SOURCE:
══════════

Le "Père Patience" : Frère Manuel Ruiz López, Gardien du Couvent de Damas

Le "Père Patience" : Frère Manuel Ruiz López, Gardien du Couvent de Damas

Entretien avec le frère Ulise Zarza, vice-postulateur pour les causes des saints, sur l'histoire de l'un des onze martyrs de Damas qui sera canonisé le 20 octobre prochain

Manuel Ruiz López, supérieur du couvent de Damas, est né en 1804 à San Martín de las Ollas, Burgos, Espagne. En 1830 il entre chez les Frères Mineurs et sera ordonné prêtre en 1825.

Le 20 juillet 1831, le frère Manuel et ses compagnons s’embarquent au port de Cadix à destination de la Terre Sainte. Ils débarqueront à Jaffa le 3 août de la même année. Le Père Carmelo Bolta de Valence, son futur compagnon de martyre, faisait lui aussi partie de cette expédition.

══════════

MATÉRIEL RECUEILLI:
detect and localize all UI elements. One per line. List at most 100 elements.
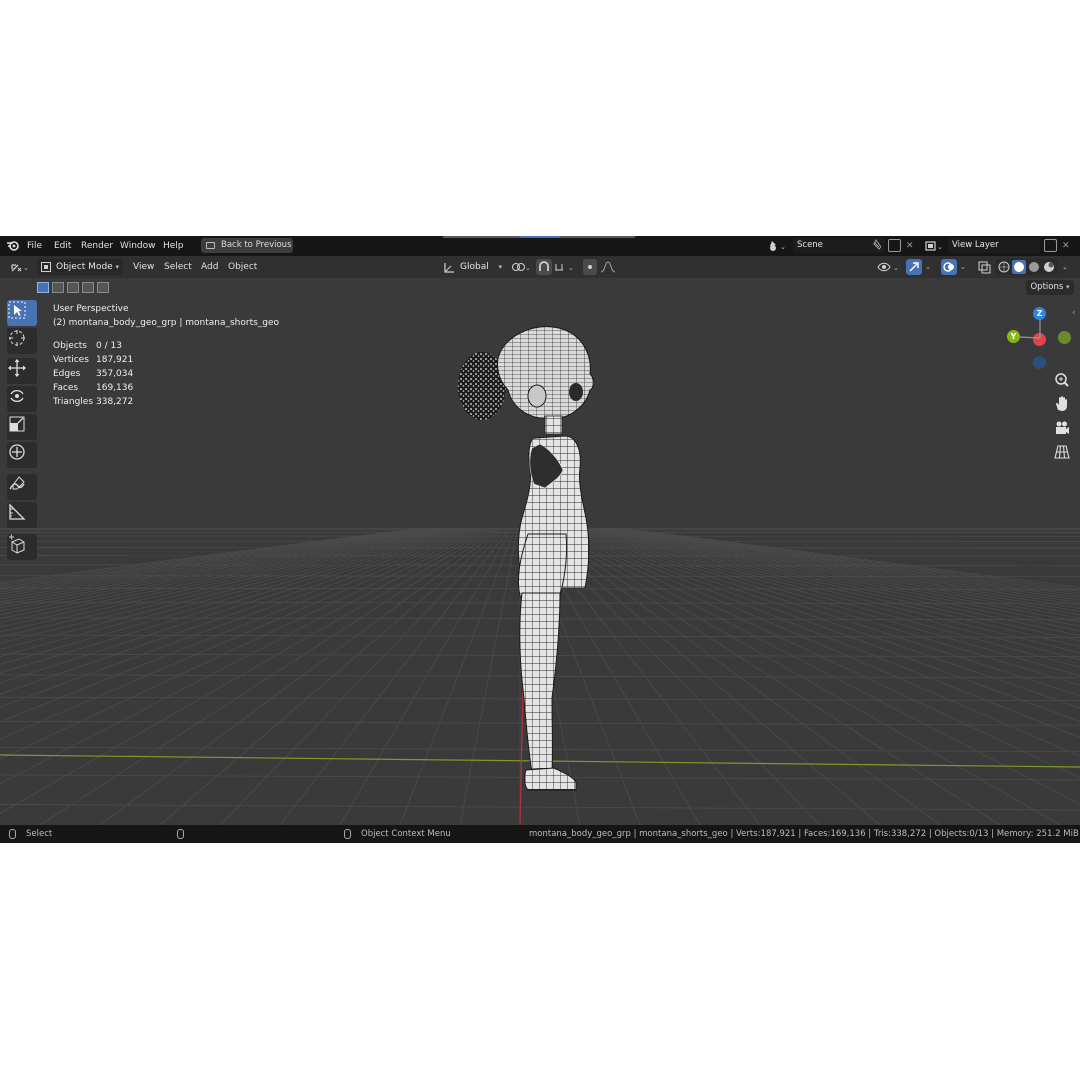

══════════

TÂCHES PROPOSÉES:
a – Reproduisez mot pour mot le passage du texte sur le frère Manuel Ruiz López, depuis « Entretien avec le » jusqu'à « prêtre en 1825. » inclus.
b – Selon le texte sur le frère Manuel Ruiz López, dans quel port le frère Manuel et ses compagnons débarquent-ils le 3 août 1831 ?

RÉPONSES PAR TÂCHE:
a –
Entretien avec le frère Ulise Zarza, vice-postulateur pour les causes des saints, sur l'histoire de l'un des onze martyrs de Damas qui sera canonisé le 20 octobre prochain

Manuel Ruiz López, supérieur du couvent de Damas, est né en 1804 à San Martín de las Ollas, Burgos, Espagne. En 1830 il entre chez les Frères Mineurs et sera ordonné prêtre en 1825.

b – À Jaffa.